* [The problem]: Pick every line from the data that holds the word "poszczególnych".

* [Task inputs]:
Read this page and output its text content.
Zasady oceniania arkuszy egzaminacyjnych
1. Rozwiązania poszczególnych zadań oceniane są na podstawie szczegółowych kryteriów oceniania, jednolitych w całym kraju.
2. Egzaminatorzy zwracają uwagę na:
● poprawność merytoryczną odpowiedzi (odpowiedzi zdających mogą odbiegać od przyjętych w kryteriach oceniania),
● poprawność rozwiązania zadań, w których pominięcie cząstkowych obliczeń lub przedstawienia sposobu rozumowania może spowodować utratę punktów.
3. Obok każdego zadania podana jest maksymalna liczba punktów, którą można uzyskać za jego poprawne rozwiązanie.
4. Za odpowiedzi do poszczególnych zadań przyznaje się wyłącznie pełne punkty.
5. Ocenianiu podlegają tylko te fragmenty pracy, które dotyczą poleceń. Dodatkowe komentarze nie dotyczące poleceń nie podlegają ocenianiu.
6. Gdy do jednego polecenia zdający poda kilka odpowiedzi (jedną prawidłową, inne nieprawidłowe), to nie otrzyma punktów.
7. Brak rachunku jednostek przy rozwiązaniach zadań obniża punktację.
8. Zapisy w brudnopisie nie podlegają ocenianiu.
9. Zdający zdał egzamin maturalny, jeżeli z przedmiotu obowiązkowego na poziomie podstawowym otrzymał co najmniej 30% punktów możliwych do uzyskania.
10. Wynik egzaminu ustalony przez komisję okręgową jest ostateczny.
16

* [Task response]:
1. Rozwiązania poszczególnych zadań oceniane są na podstawie szczegółowych kryteriów oceniania, jednolitych w całym kraju.
4. Za odpowiedzi do poszczególnych zadań przyznaje się wyłącznie pełne punkty.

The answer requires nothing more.